» **Exercise materials**

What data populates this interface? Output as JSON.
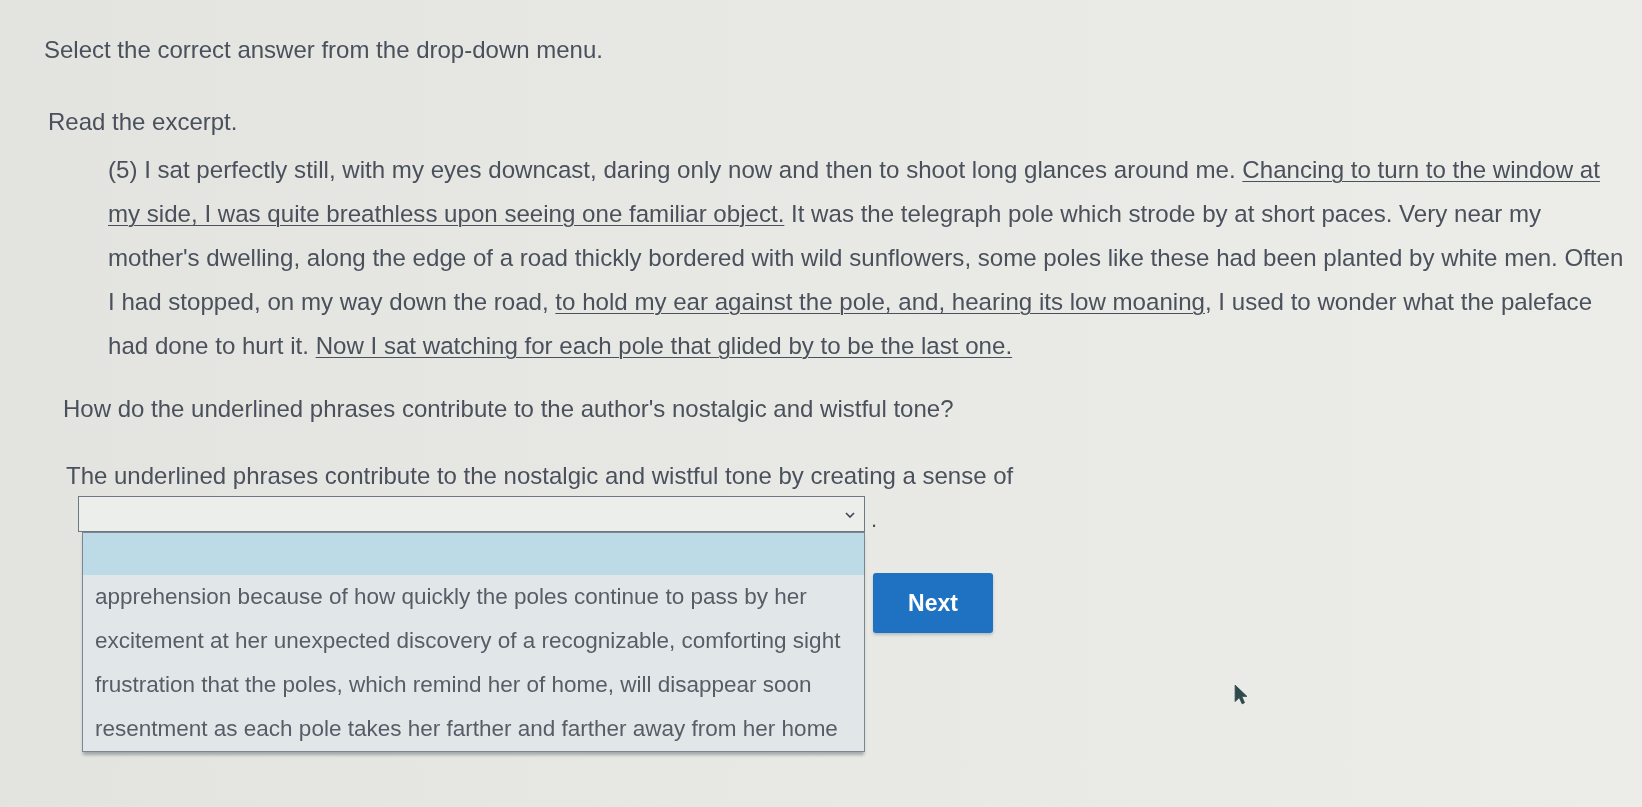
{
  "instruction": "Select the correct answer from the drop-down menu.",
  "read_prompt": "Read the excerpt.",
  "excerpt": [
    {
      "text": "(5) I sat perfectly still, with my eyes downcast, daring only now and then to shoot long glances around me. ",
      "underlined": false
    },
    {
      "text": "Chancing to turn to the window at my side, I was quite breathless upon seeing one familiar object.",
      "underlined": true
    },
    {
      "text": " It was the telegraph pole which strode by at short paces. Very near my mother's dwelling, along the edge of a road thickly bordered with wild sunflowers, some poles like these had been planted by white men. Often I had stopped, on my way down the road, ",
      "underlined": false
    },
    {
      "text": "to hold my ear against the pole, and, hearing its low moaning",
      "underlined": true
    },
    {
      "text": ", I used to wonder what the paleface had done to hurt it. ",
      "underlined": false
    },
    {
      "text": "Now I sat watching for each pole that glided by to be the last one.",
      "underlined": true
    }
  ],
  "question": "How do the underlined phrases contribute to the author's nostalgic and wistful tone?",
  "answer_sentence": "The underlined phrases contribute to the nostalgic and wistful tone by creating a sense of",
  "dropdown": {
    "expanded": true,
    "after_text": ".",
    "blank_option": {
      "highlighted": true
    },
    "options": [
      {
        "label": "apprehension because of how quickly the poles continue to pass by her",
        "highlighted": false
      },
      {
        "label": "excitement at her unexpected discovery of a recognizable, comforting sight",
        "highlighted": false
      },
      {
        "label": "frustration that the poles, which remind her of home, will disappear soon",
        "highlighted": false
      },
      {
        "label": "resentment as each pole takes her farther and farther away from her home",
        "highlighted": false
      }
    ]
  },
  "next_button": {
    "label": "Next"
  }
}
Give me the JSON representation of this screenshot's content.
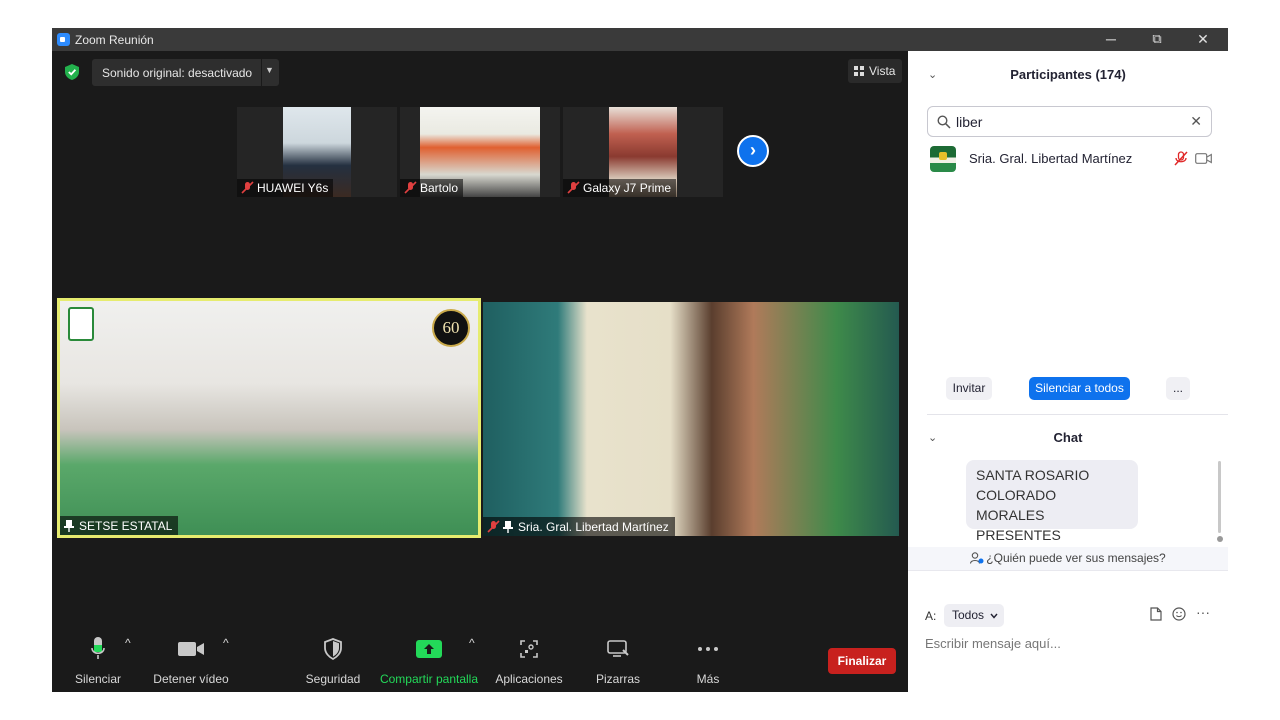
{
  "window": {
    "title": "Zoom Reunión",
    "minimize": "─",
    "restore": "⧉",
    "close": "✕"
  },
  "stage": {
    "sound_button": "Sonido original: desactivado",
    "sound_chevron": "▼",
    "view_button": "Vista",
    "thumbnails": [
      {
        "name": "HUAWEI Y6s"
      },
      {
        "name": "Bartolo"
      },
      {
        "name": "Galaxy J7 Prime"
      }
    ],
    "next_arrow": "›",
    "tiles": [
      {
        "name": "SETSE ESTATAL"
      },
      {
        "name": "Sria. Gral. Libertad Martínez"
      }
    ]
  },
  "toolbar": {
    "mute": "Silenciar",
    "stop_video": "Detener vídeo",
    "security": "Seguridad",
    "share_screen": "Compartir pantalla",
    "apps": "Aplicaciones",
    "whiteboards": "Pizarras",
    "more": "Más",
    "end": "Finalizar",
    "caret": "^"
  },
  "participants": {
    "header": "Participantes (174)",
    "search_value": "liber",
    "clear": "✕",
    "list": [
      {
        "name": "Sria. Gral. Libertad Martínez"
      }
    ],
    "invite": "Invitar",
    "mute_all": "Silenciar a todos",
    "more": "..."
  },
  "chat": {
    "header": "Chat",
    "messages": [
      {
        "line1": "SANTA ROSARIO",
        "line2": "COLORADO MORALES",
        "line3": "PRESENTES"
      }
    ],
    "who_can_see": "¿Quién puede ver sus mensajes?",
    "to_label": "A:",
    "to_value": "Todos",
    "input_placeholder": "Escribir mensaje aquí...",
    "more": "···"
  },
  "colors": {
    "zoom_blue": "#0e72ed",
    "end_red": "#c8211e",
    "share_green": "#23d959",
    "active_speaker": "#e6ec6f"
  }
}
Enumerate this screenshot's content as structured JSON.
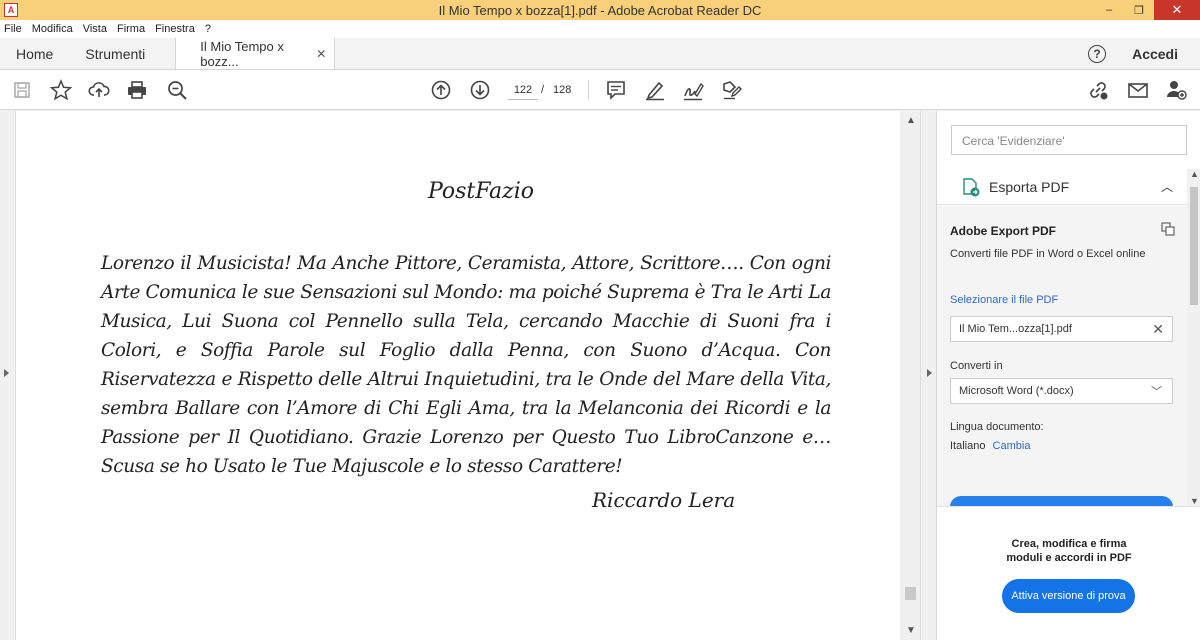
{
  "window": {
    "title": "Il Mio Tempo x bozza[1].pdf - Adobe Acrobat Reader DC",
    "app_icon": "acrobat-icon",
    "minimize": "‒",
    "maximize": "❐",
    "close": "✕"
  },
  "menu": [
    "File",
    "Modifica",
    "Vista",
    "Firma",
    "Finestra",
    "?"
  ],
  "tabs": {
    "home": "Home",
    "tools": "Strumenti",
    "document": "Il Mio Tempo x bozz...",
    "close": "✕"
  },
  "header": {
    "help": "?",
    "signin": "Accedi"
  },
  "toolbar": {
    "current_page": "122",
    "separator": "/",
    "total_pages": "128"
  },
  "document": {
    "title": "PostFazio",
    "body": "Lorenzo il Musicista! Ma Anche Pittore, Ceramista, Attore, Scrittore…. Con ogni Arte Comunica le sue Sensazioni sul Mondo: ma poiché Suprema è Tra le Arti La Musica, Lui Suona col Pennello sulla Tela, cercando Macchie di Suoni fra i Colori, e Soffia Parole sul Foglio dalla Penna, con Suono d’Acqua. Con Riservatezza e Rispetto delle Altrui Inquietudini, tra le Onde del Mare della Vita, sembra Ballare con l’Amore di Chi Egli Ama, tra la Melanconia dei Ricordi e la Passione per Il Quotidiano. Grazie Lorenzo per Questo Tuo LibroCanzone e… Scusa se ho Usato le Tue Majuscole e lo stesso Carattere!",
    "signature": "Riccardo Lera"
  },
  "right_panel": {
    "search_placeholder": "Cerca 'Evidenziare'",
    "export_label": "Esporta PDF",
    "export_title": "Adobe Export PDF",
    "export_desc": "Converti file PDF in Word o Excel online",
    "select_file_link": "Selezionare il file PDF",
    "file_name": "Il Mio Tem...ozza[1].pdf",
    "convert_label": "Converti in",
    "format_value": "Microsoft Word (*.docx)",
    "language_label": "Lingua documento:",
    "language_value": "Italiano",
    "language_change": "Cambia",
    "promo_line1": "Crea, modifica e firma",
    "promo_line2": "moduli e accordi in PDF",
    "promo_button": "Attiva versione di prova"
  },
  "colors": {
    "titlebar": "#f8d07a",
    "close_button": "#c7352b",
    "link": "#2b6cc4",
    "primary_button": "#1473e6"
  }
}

» **Directions**
All lines that include "this" are to be gathered and copied.

» **Answer below**
What data populates this interface? Output as JSON.
Give me the JSON representation of this screenshot's content.
Enumerate this screenshot's content as structured JSON.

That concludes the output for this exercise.